• _Given records_:
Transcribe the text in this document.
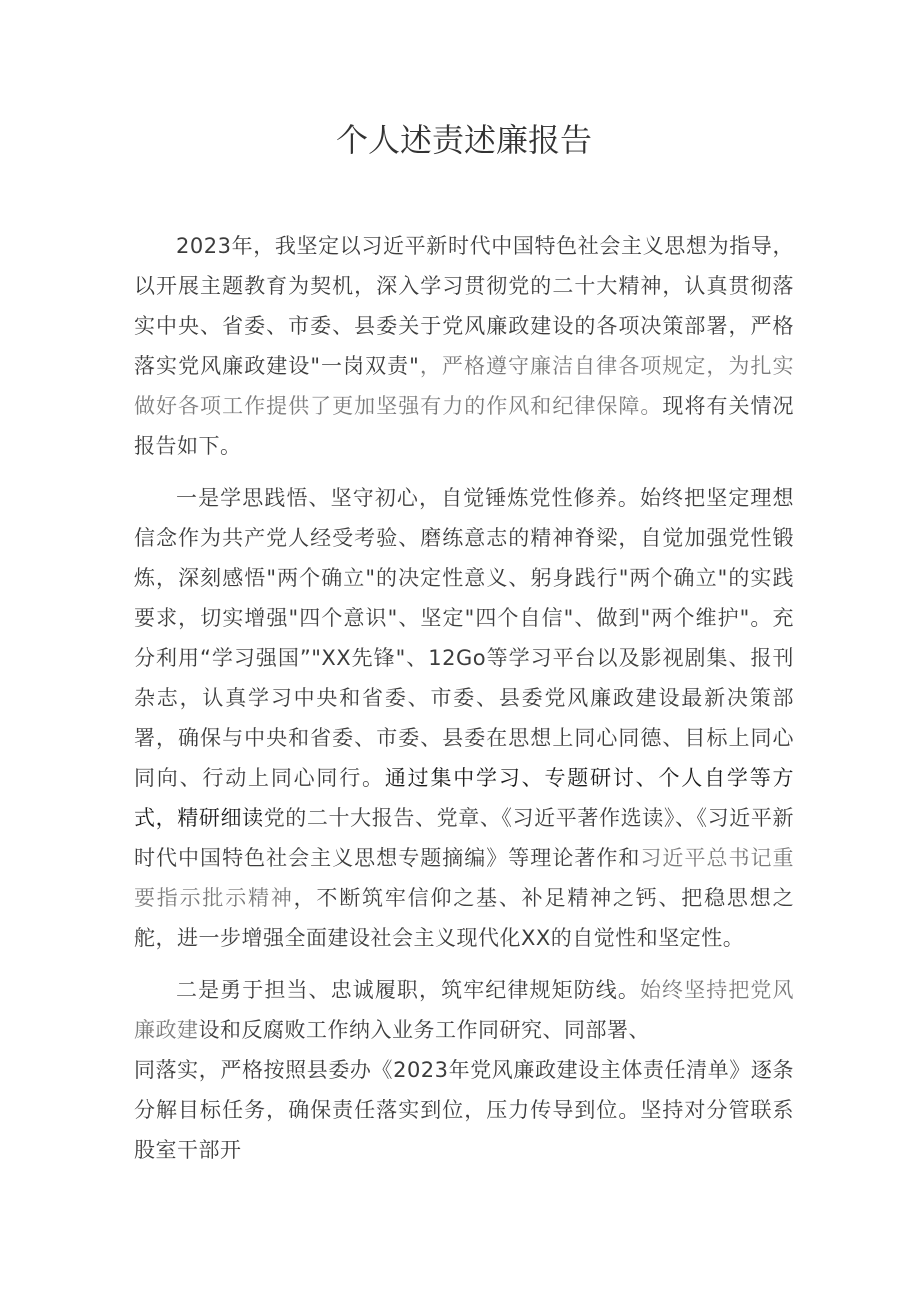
个人述责述廉报告

2023年，我坚定以习近平新时代中国特色社会主义思想为指导，以开展主题教育为契机，深入学习贯彻党的二十大精神，认真贯彻落实中央、省委、市委、县委关于党风廉政建设的各项决策部署，严格落实党风廉政建设"一岗双责"，严格遵守廉洁自律各项规定，为扎实做好各项工作提供了更加坚强有力的作风和纪律保障。现将有关情况报告如下。

一是学思践悟、坚守初心，自觉锤炼党性修养。始终把坚定理想信念作为共产党人经受考验、磨练意志的精神脊梁，自觉加强党性锻炼，深刻感悟"两个确立"的决定性意义、躬身践行"两个确立"的实践要求，切实增强"四个意识"、坚定"四个自信"、做到"两个维护"。充分利用“学习强国”"XX先锋"、12Go等学习平台以及影视剧集、报刊杂志，认真学习中央和省委、市委、县委党风廉政建设最新决策部署，确保与中央和省委、市委、县委在思想上同心同德、目标上同心同向、行动上同心同行。通过集中学习、专题研讨、个人自学等方式，精研细读党的二十大报告、党章、《习近平著作选读》、《习近平新时代中国特色社会主义思想专题摘编》等理论著作和习近平总书记重要指示批示精神，不断筑牢信仰之基、补足精神之钙、把稳思想之舵，进一步增强全面建设社会主义现代化XX的自觉性和坚定性。

二是勇于担当、忠诚履职，筑牢纪律规矩防线。始终坚持把党风廉政建设和反腐败工作纳入业务工作同研究、同部署、

同落实，严格按照县委办《2023年党风廉政建设主体责任清单》逐条分解目标任务，确保责任落实到位，压力传导到位。坚持对分管联系股室干部开
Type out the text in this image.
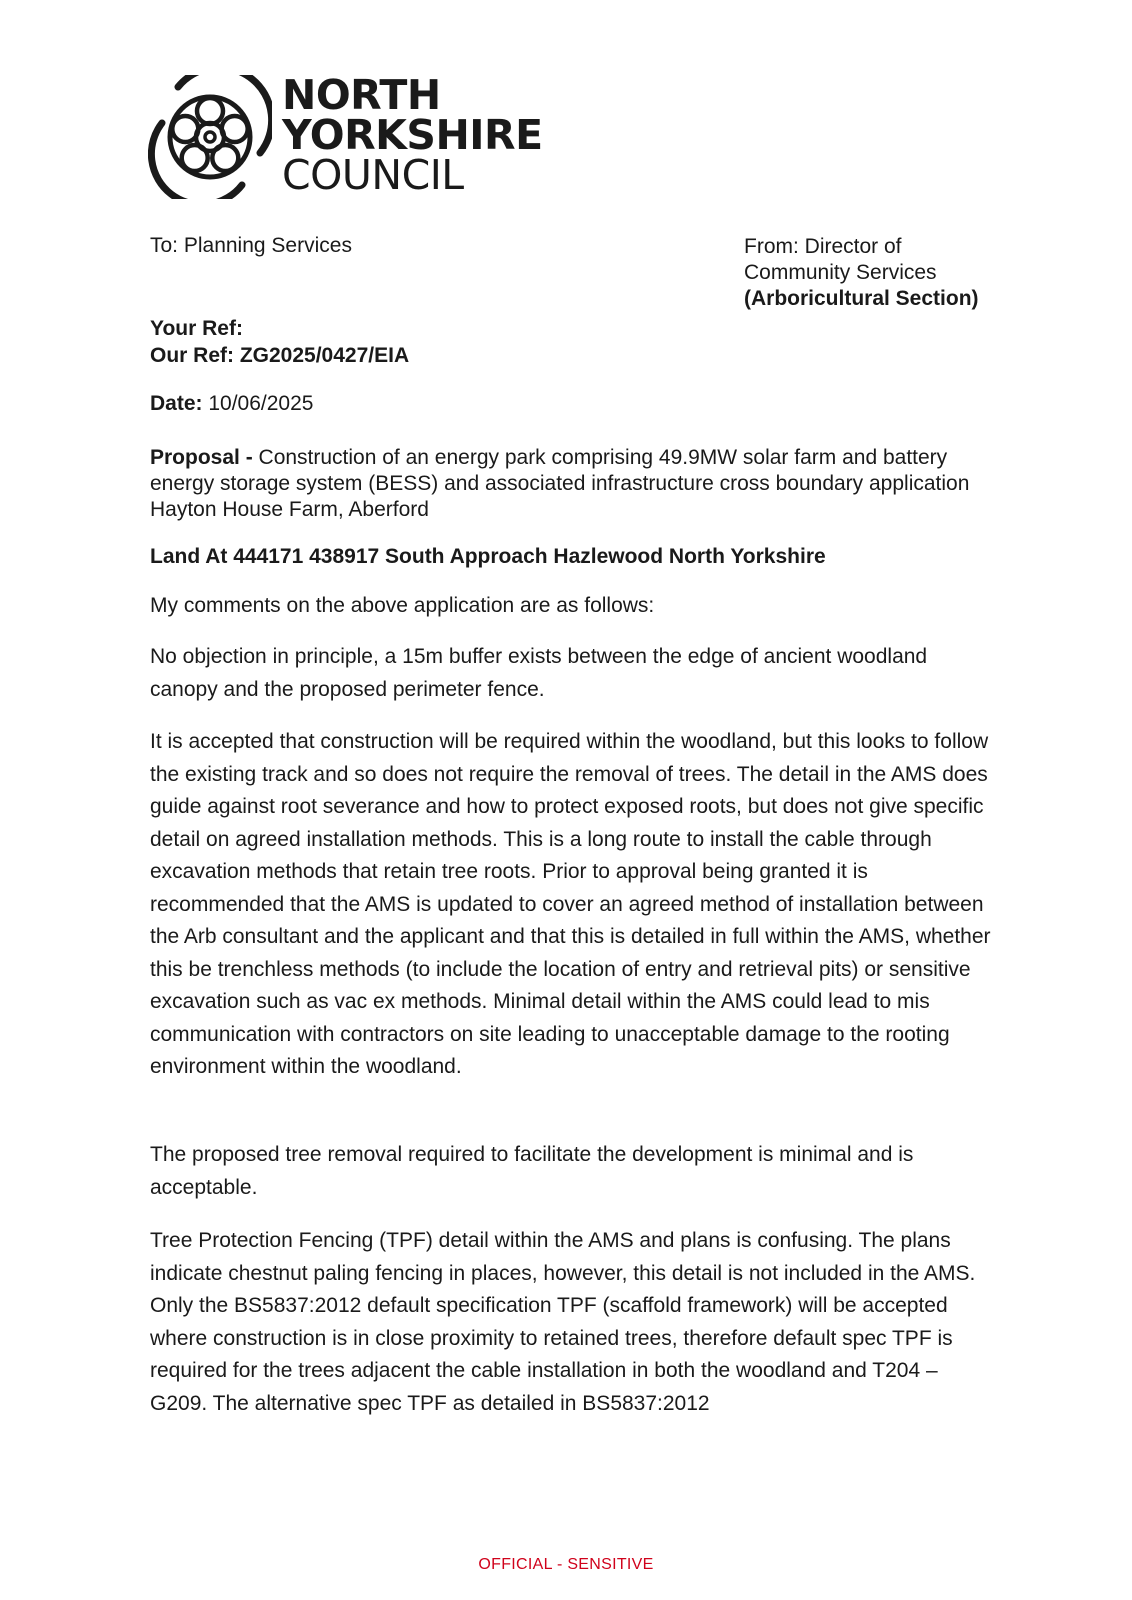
NORTH
YORKSHIRE
COUNCIL
To: Planning Services	From: Director of
Community Services
(Arboricultural Section)
Your Ref:
Our Ref: ZG2025/0427/EIA
Date: 10/06/2025
Proposal - Construction of an energy park comprising 49.9MW solar farm and battery energy storage system (BESS) and associated infrastructure cross boundary application Hayton House Farm, Aberford
Land At 444171 438917 South Approach Hazlewood North Yorkshire
My comments on the above application are as follows:
No objection in principle, a 15m buffer exists between the edge of ancient woodland canopy and the proposed perimeter fence.
It is accepted that construction will be required within the woodland, but this looks to follow the existing track and so does not require the removal of trees. The detail in the AMS does guide against root severance and how to protect exposed roots, but does not give specific detail on agreed installation methods. This is a long route to install the cable through excavation methods that retain tree roots. Prior to approval being granted it is recommended that the AMS is updated to cover an agreed method of installation between the Arb consultant and the applicant and that this is detailed in full within the AMS, whether this be trenchless methods (to include the location of entry and retrieval pits) or sensitive excavation such as vac ex methods. Minimal detail within the AMS could lead to mis communication with contractors on site leading to unacceptable damage to the rooting environment within the woodland.
The proposed tree removal required to facilitate the development is minimal and is acceptable.
Tree Protection Fencing (TPF) detail within the AMS and plans is confusing. The plans indicate chestnut paling fencing in places, however, this detail is not included in the AMS. Only the BS5837:2012 default specification TPF (scaffold framework) will be accepted where construction is in close proximity to retained trees, therefore default spec TPF is required for the trees adjacent the cable installation in both the woodland and T204 – G209. The alternative spec TPF as detailed in BS5837:2012
OFFICIAL - SENSITIVE
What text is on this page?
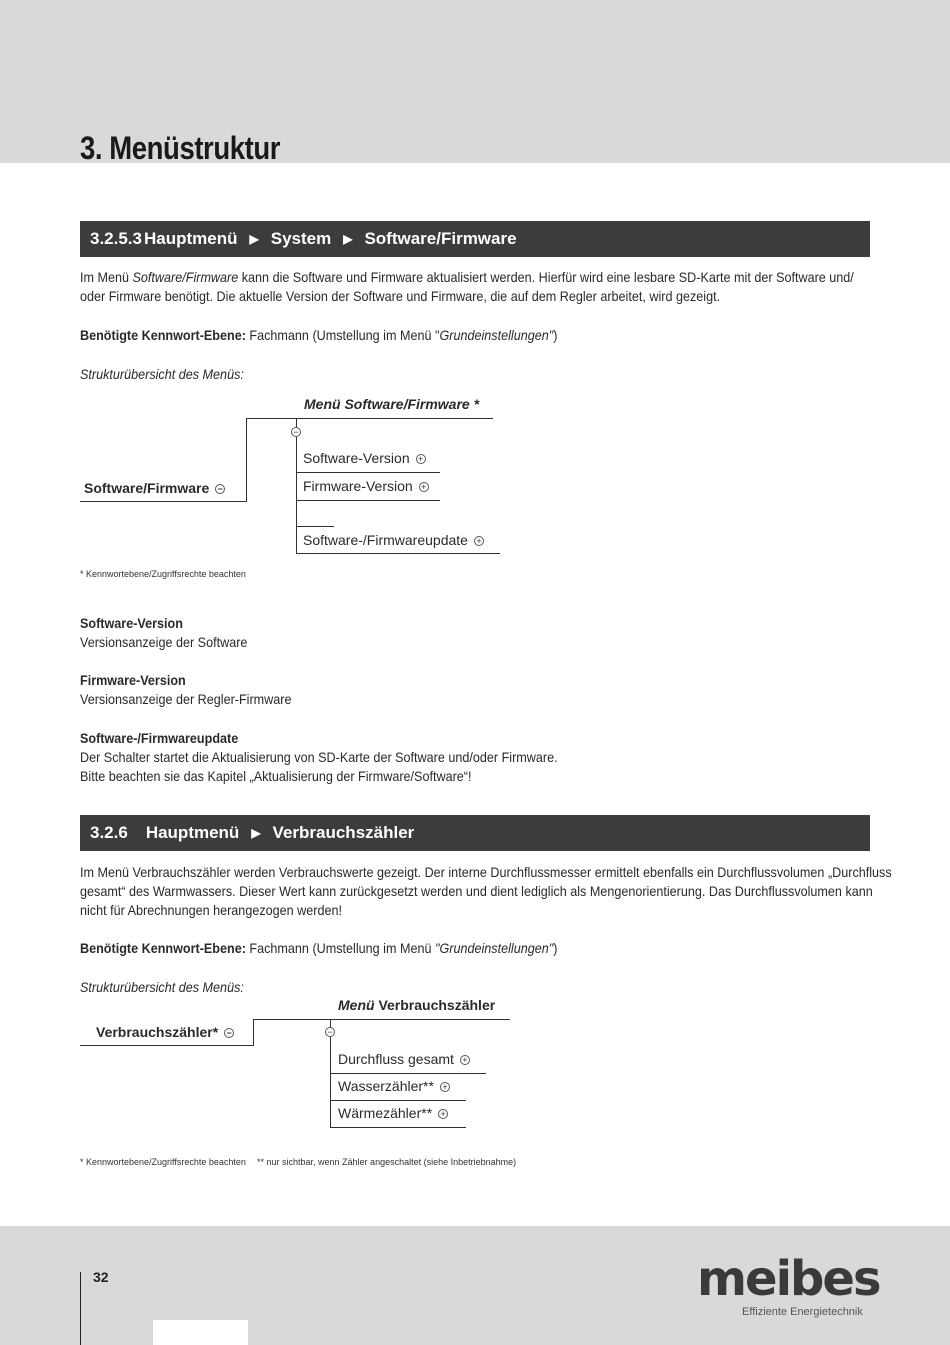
3. Menüstruktur
3.2.5.3 Hauptmenü ▶ System ▶ Software/Firmware
Im Menü Software/Firmware kann die Software und Firmware aktualisiert werden. Hierfür wird eine lesbare SD-Karte mit der Software und/
oder Firmware benötigt. Die aktuelle Version der Software und Firmware, die auf dem Regler arbeitet, wird gezeigt.
Benötigte Kennwort-Ebene: Fachmann (Umstellung im Menü "Grundeinstellungen")
Strukturübersicht des Menüs:
Menü Software/Firmware *
−
Software/Firmware −
Software-Version +
Firmware-Version +
Software-/Firmwareupdate +
* Kennwortebene/Zugriffsrechte beachten
Software-Version
Versionsanzeige der Software
Firmware-Version
Versionsanzeige der Regler-Firmware
Software-/Firmwareupdate
Der Schalter startet die Aktualisierung von SD-Karte der Software und/oder Firmware.
Bitte beachten sie das Kapitel „Aktualisierung der Firmware/Software“!
3.2.6 Hauptmenü ▶ Verbrauchszähler
Im Menü Verbrauchszähler werden Verbrauchswerte gezeigt. Der interne Durchflussmesser ermittelt ebenfalls ein Durchflussvolumen „Durchfluss
gesamt“ des Warmwassers. Dieser Wert kann zurückgesetzt werden und dient lediglich als Mengenorientierung. Das Durchflussvolumen kann
nicht für Abrechnungen herangezogen werden!
Benötigte Kennwort-Ebene: Fachmann (Umstellung im Menü "Grundeinstellungen")
Strukturübersicht des Menüs:
Menü Verbrauchszähler
−
Verbrauchszähler* −
Durchfluss gesamt +
Wasserzähler** +
Wärmezähler** +
* Kennwortebene/Zugriffsrechte beachten ** nur sichtbar, wenn Zähler angeschaltet (siehe Inbetriebnahme)
32	meibes
Effiziente Energietechnik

• _Instructions to follow_: Give every record again exactly, apart from the pictures, which stay out.

• _Answer to this problem_:
Transcribe the text in this document.
个人述责述廉报告

2023年，我坚定以习近平新时代中国特色社会主义思想为指导，以开展主题教育为契机，深入学习贯彻党的二十大精神，认真贯彻落实中央、省委、市委、县委关于党风廉政建设的各项决策部署，严格落实党风廉政建设"一岗双责"，严格遵守廉洁自律各项规定，为扎实做好各项工作提供了更加坚强有力的作风和纪律保障。现将有关情况报告如下。

一是学思践悟、坚守初心，自觉锤炼党性修养。始终把坚定理想信念作为共产党人经受考验、磨练意志的精神脊梁，自觉加强党性锻炼，深刻感悟"两个确立"的决定性意义、躬身践行"两个确立"的实践要求，切实增强"四个意识"、坚定"四个自信"、做到"两个维护"。充分利用“学习强国”"XX先锋"、12Go等学习平台以及影视剧集、报刊杂志，认真学习中央和省委、市委、县委党风廉政建设最新决策部署，确保与中央和省委、市委、县委在思想上同心同德、目标上同心同向、行动上同心同行。通过集中学习、专题研讨、个人自学等方式，精研细读党的二十大报告、党章、《习近平著作选读》、《习近平新时代中国特色社会主义思想专题摘编》等理论著作和习近平总书记重要指示批示精神，不断筑牢信仰之基、补足精神之钙、把稳思想之舵，进一步增强全面建设社会主义现代化XX的自觉性和坚定性。

二是勇于担当、忠诚履职，筑牢纪律规矩防线。始终坚持把党风廉政建设和反腐败工作纳入业务工作同研究、同部署、

同落实，严格按照县委办《2023年党风廉政建设主体责任清单》逐条分解目标任务，确保责任落实到位，压力传导到位。坚持对分管联系股室干部开
Type out the text in this image.
NORTH
YORKSHIRE
COUNCIL
To: Planning Services	From: Director of
Community Services
(Arboricultural Section)
Your Ref:
Our Ref: ZG2025/0427/EIA
Date: 10/06/2025
Proposal - Construction of an energy park comprising 49.9MW solar farm and battery energy storage system (BESS) and associated infrastructure cross boundary application Hayton House Farm, Aberford
Land At 444171 438917 South Approach Hazlewood North Yorkshire
My comments on the above application are as follows:
No objection in principle, a 15m buffer exists between the edge of ancient woodland canopy and the proposed perimeter fence.
It is accepted that construction will be required within the woodland, but this looks to follow the existing track and so does not require the removal of trees. The detail in the AMS does guide against root severance and how to protect exposed roots, but does not give specific detail on agreed installation methods. This is a long route to install the cable through excavation methods that retain tree roots. Prior to approval being granted it is recommended that the AMS is updated to cover an agreed method of installation between the Arb consultant and the applicant and that this is detailed in full within the AMS, whether this be trenchless methods (to include the location of entry and retrieval pits) or sensitive excavation such as vac ex methods. Minimal detail within the AMS could lead to mis communication with contractors on site leading to unacceptable damage to the rooting environment within the woodland.
The proposed tree removal required to facilitate the development is minimal and is acceptable.
Tree Protection Fencing (TPF) detail within the AMS and plans is confusing. The plans indicate chestnut paling fencing in places, however, this detail is not included in the AMS. Only the BS5837:2012 default specification TPF (scaffold framework) will be accepted where construction is in close proximity to retained trees, therefore default spec TPF is required for the trees adjacent the cable installation in both the woodland and T204 – G209. The alternative spec TPF as detailed in BS5837:2012
OFFICIAL - SENSITIVE
What text is on this page?
3. Menüstruktur
3.2.5.3 Hauptmenü ▶ System ▶ Software/Firmware
Im Menü Software/Firmware kann die Software und Firmware aktualisiert werden. Hierfür wird eine lesbare SD-Karte mit der Software und/
oder Firmware benötigt. Die aktuelle Version der Software und Firmware, die auf dem Regler arbeitet, wird gezeigt.
Benötigte Kennwort-Ebene: Fachmann (Umstellung im Menü "Grundeinstellungen")
Strukturübersicht des Menüs:
Menü Software/Firmware *
−
Software/Firmware −
Software-Version +
Firmware-Version +
Software-/Firmwareupdate +
* Kennwortebene/Zugriffsrechte beachten
Software-Version
Versionsanzeige der Software
Firmware-Version
Versionsanzeige der Regler-Firmware
Software-/Firmwareupdate
Der Schalter startet die Aktualisierung von SD-Karte der Software und/oder Firmware.
Bitte beachten sie das Kapitel „Aktualisierung der Firmware/Software“!
3.2.6 Hauptmenü ▶ Verbrauchszähler
Im Menü Verbrauchszähler werden Verbrauchswerte gezeigt. Der interne Durchflussmesser ermittelt ebenfalls ein Durchflussvolumen „Durchfluss
gesamt“ des Warmwassers. Dieser Wert kann zurückgesetzt werden und dient lediglich als Mengenorientierung. Das Durchflussvolumen kann
nicht für Abrechnungen herangezogen werden!
Benötigte Kennwort-Ebene: Fachmann (Umstellung im Menü "Grundeinstellungen")
Strukturübersicht des Menüs:
Menü Verbrauchszähler
−
Verbrauchszähler* −
Durchfluss gesamt +
Wasserzähler** +
Wärmezähler** +
* Kennwortebene/Zugriffsrechte beachten ** nur sichtbar, wenn Zähler angeschaltet (siehe Inbetriebnahme)
32	meibes
Effiziente Energietechnik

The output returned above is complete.